## What the exercise asks
Could you repeat the records below exactly, leaving out any pictures?

======

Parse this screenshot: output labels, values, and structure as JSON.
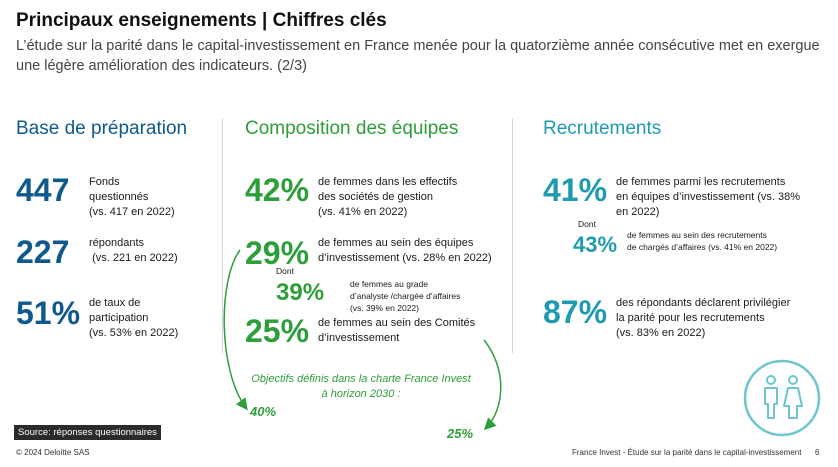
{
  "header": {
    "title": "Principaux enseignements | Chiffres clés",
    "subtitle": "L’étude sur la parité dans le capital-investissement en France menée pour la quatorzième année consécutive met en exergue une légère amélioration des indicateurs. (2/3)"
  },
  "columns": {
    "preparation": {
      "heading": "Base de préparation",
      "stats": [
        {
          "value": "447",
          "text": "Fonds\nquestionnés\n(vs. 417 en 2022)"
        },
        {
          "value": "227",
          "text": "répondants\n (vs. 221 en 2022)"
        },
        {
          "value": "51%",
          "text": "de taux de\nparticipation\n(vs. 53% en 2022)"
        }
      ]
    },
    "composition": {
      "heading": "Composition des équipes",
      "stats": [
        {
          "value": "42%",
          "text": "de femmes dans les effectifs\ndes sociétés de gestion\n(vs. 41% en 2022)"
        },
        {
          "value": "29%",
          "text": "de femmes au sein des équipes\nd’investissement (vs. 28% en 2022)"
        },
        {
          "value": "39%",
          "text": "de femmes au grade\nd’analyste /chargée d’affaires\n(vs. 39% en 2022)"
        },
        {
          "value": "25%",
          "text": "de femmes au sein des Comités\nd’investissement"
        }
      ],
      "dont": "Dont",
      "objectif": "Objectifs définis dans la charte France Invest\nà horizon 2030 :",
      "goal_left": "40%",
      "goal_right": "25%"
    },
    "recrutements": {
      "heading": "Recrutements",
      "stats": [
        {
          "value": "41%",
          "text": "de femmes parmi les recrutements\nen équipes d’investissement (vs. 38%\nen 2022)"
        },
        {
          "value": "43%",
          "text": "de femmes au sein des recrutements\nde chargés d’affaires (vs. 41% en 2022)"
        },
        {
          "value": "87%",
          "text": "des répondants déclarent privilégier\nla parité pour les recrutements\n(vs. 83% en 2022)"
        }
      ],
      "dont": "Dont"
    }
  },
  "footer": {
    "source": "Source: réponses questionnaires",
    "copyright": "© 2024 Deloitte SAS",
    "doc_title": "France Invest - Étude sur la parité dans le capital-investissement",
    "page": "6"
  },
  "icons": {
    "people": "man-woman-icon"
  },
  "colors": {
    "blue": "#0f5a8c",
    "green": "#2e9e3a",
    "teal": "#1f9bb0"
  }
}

======

## Expected output
Parse this screenshot: output labels, values, and structure as JSON.
{
  "header": {
    "title": "Principaux enseignements | Chiffres clés",
    "subtitle": "L’étude sur la parité dans le capital-investissement en France menée pour la quatorzième année consécutive met en exergue une légère amélioration des indicateurs. (2/3)"
  },
  "columns": {
    "preparation": {
      "heading": "Base de préparation",
      "stats": [
        {
          "value": "447",
          "text": "Fonds\nquestionnés\n(vs. 417 en 2022)"
        },
        {
          "value": "227",
          "text": "répondants\n (vs. 221 en 2022)"
        },
        {
          "value": "51%",
          "text": "de taux de\nparticipation\n(vs. 53% en 2022)"
        }
      ]
    },
    "composition": {
      "heading": "Composition des équipes",
      "stats": [
        {
          "value": "42%",
          "text": "de femmes dans les effectifs\ndes sociétés de gestion\n(vs. 41% en 2022)"
        },
        {
          "value": "29%",
          "text": "de femmes au sein des équipes\nd’investissement (vs. 28% en 2022)"
        },
        {
          "value": "39%",
          "text": "de femmes au grade\nd’analyste /chargée d’affaires\n(vs. 39% en 2022)"
        },
        {
          "value": "25%",
          "text": "de femmes au sein des Comités\nd’investissement"
        }
      ],
      "dont": "Dont",
      "objectif": "Objectifs définis dans la charte France Invest\nà horizon 2030 :",
      "goal_left": "40%",
      "goal_right": "25%"
    },
    "recrutements": {
      "heading": "Recrutements",
      "stats": [
        {
          "value": "41%",
          "text": "de femmes parmi les recrutements\nen équipes d’investissement (vs. 38%\nen 2022)"
        },
        {
          "value": "43%",
          "text": "de femmes au sein des recrutements\nde chargés d’affaires (vs. 41% en 2022)"
        },
        {
          "value": "87%",
          "text": "des répondants déclarent privilégier\nla parité pour les recrutements\n(vs. 83% en 2022)"
        }
      ],
      "dont": "Dont"
    }
  },
  "footer": {
    "source": "Source: réponses questionnaires",
    "copyright": "© 2024 Deloitte SAS",
    "doc_title": "France Invest - Étude sur la parité dans le capital-investissement",
    "page": "6"
  },
  "icons": {
    "people": "man-woman-icon"
  },
  "colors": {
    "blue": "#0f5a8c",
    "green": "#2e9e3a",
    "teal": "#1f9bb0"
  }
}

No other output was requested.